● Problem to work on:
Please transcribe the data that follows without the pictures, keeping every word the same.

● Record list:
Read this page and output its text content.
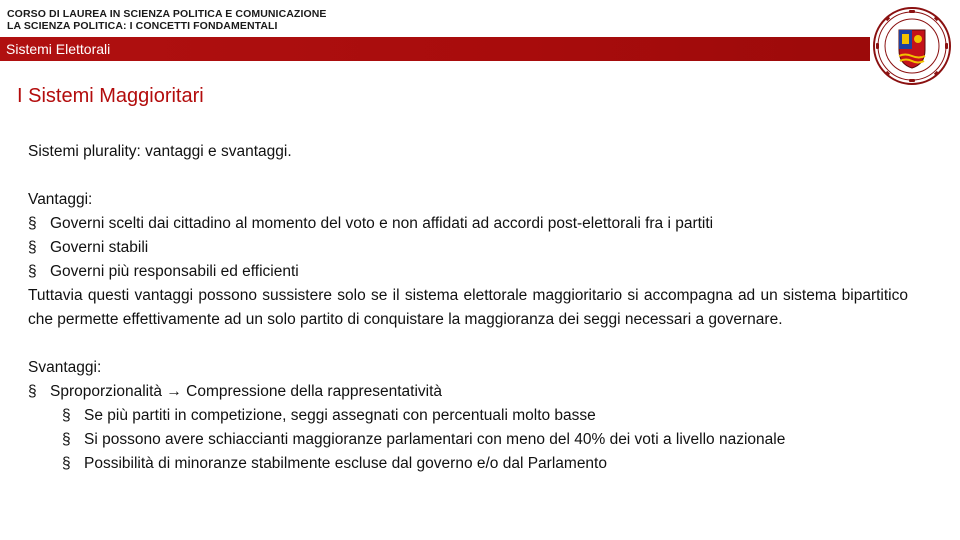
CORSO DI LAUREA IN SCIENZA POLITICA E COMUNICAZIONE
LA SCIENZA POLITICA: I CONCETTI FONDAMENTALI
Sistemi Elettorali
I Sistemi Maggioritari

Sistemi plurality: vantaggi e svantaggi.

Vantaggi:

§ Governi scelti dai cittadino al momento del voto e non affidati ad accordi post-elettorali fra i partiti
§ Governi stabili
§ Governi più responsabili ed efficienti

Tuttavia questi vantaggi possono sussistere solo se il sistema elettorale maggioritario si accompagna ad un sistema bipartitico che permette effettivamente ad un solo partito di conquistare la maggioranza dei seggi necessari a governare.

Svantaggi:

§ Sproporzionalità → Compressione della rappresentatività
§ Se più partiti in competizione, seggi assegnati con percentuali molto basse
§ Si possono avere schiaccianti maggioranze parlamentari con meno del 40% dei voti a livello nazionale
§ Possibilità di minoranze stabilmente escluse dal governo e/o dal Parlamento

● Task solution:
Read this page and output its text content.
CORSO DI LAUREA IN SCIENZA POLITICA E COMUNICAZIONE
LA SCIENZA POLITICA: I CONCETTI FONDAMENTALI
Sistemi Elettorali
I Sistemi Maggioritari

Sistemi plurality: vantaggi e svantaggi.

Vantaggi:

§ Governi scelti dai cittadino al momento del voto e non affidati ad accordi post-elettorali fra i partiti
§ Governi stabili
§ Governi più responsabili ed efficienti

Tuttavia questi vantaggi possono sussistere solo se il sistema elettorale maggioritario si accompagna ad un sistema bipartitico che permette effettivamente ad un solo partito di conquistare la maggioranza dei seggi necessari a governare.

Svantaggi:

§ Sproporzionalità → Compressione della rappresentatività
§ Se più partiti in competizione, seggi assegnati con percentuali molto basse
§ Si possono avere schiaccianti maggioranze parlamentari con meno del 40% dei voti a livello nazionale
§ Possibilità di minoranze stabilmente escluse dal governo e/o dal Parlamento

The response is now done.